• SHORT TASK
Write out every line of the material exactly as it appears.

START DATA PROVIDED

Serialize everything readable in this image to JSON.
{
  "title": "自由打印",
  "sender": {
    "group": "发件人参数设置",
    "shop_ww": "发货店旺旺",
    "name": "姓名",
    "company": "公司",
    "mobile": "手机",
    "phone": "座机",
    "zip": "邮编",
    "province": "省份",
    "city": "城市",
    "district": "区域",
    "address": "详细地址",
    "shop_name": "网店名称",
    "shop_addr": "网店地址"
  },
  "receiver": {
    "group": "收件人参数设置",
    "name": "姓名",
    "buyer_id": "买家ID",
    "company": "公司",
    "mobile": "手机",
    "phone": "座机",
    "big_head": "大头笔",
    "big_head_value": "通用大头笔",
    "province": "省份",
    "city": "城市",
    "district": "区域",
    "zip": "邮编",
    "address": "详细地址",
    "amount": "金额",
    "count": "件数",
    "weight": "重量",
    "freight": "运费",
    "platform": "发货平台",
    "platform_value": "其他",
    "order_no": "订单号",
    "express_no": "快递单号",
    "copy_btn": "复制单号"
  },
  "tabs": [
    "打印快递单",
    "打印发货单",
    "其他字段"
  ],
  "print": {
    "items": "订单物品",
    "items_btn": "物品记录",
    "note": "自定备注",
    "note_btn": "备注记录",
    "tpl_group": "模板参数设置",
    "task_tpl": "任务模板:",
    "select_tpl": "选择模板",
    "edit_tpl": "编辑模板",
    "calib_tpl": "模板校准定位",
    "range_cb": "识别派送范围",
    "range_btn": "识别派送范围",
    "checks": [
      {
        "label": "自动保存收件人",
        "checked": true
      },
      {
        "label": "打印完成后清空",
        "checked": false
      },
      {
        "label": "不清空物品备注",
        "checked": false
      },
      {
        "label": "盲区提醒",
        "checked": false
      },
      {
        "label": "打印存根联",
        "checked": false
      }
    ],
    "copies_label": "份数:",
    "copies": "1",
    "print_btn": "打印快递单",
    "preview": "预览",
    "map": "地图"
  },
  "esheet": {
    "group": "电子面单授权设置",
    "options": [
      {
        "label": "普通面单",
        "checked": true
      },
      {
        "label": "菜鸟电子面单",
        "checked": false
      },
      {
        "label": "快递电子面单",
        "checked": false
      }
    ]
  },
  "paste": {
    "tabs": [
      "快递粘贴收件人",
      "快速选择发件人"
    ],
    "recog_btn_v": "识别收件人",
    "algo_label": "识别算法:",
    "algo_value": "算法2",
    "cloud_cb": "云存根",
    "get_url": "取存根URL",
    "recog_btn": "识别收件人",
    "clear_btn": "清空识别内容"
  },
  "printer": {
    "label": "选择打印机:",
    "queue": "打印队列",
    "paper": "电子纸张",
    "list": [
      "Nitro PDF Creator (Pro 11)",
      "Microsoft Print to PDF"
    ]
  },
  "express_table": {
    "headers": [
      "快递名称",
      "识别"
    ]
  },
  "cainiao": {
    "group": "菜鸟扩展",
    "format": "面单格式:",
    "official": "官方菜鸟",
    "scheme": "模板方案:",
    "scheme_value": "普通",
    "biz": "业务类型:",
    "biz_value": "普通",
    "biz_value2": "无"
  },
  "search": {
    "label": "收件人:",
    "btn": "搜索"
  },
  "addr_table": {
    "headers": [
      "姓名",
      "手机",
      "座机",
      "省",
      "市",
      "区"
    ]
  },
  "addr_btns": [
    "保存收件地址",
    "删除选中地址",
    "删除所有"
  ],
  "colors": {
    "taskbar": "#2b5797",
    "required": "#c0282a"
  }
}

END DATA PROVIDED

• FINAL RESULT
Serialize everything readable in this image to JSON.
{
  "title": "自由打印",
  "sender": {
    "group": "发件人参数设置",
    "shop_ww": "发货店旺旺",
    "name": "姓名",
    "company": "公司",
    "mobile": "手机",
    "phone": "座机",
    "zip": "邮编",
    "province": "省份",
    "city": "城市",
    "district": "区域",
    "address": "详细地址",
    "shop_name": "网店名称",
    "shop_addr": "网店地址"
  },
  "receiver": {
    "group": "收件人参数设置",
    "name": "姓名",
    "buyer_id": "买家ID",
    "company": "公司",
    "mobile": "手机",
    "phone": "座机",
    "big_head": "大头笔",
    "big_head_value": "通用大头笔",
    "province": "省份",
    "city": "城市",
    "district": "区域",
    "zip": "邮编",
    "address": "详细地址",
    "amount": "金额",
    "count": "件数",
    "weight": "重量",
    "freight": "运费",
    "platform": "发货平台",
    "platform_value": "其他",
    "order_no": "订单号",
    "express_no": "快递单号",
    "copy_btn": "复制单号"
  },
  "tabs": [
    "打印快递单",
    "打印发货单",
    "其他字段"
  ],
  "print": {
    "items": "订单物品",
    "items_btn": "物品记录",
    "note": "自定备注",
    "note_btn": "备注记录",
    "tpl_group": "模板参数设置",
    "task_tpl": "任务模板:",
    "select_tpl": "选择模板",
    "edit_tpl": "编辑模板",
    "calib_tpl": "模板校准定位",
    "range_cb": "识别派送范围",
    "range_btn": "识别派送范围",
    "checks": [
      {
        "label": "自动保存收件人",
        "checked": true
      },
      {
        "label": "打印完成后清空",
        "checked": false
      },
      {
        "label": "不清空物品备注",
        "checked": false
      },
      {
        "label": "盲区提醒",
        "checked": false
      },
      {
        "label": "打印存根联",
        "checked": false
      }
    ],
    "copies_label": "份数:",
    "copies": "1",
    "print_btn": "打印快递单",
    "preview": "预览",
    "map": "地图"
  },
  "esheet": {
    "group": "电子面单授权设置",
    "options": [
      {
        "label": "普通面单",
        "checked": true
      },
      {
        "label": "菜鸟电子面单",
        "checked": false
      },
      {
        "label": "快递电子面单",
        "checked": false
      }
    ]
  },
  "paste": {
    "tabs": [
      "快递粘贴收件人",
      "快速选择发件人"
    ],
    "recog_btn_v": "识别收件人",
    "algo_label": "识别算法:",
    "algo_value": "算法2",
    "cloud_cb": "云存根",
    "get_url": "取存根URL",
    "recog_btn": "识别收件人",
    "clear_btn": "清空识别内容"
  },
  "printer": {
    "label": "选择打印机:",
    "queue": "打印队列",
    "paper": "电子纸张",
    "list": [
      "Nitro PDF Creator (Pro 11)",
      "Microsoft Print to PDF"
    ]
  },
  "express_table": {
    "headers": [
      "快递名称",
      "识别"
    ]
  },
  "cainiao": {
    "group": "菜鸟扩展",
    "format": "面单格式:",
    "official": "官方菜鸟",
    "scheme": "模板方案:",
    "scheme_value": "普通",
    "biz": "业务类型:",
    "biz_value": "普通",
    "biz_value2": "无"
  },
  "search": {
    "label": "收件人:",
    "btn": "搜索"
  },
  "addr_table": {
    "headers": [
      "姓名",
      "手机",
      "座机",
      "省",
      "市",
      "区"
    ]
  },
  "addr_btns": [
    "保存收件地址",
    "删除选中地址",
    "删除所有"
  ],
  "colors": {
    "taskbar": "#2b5797",
    "required": "#c0282a"
  }
}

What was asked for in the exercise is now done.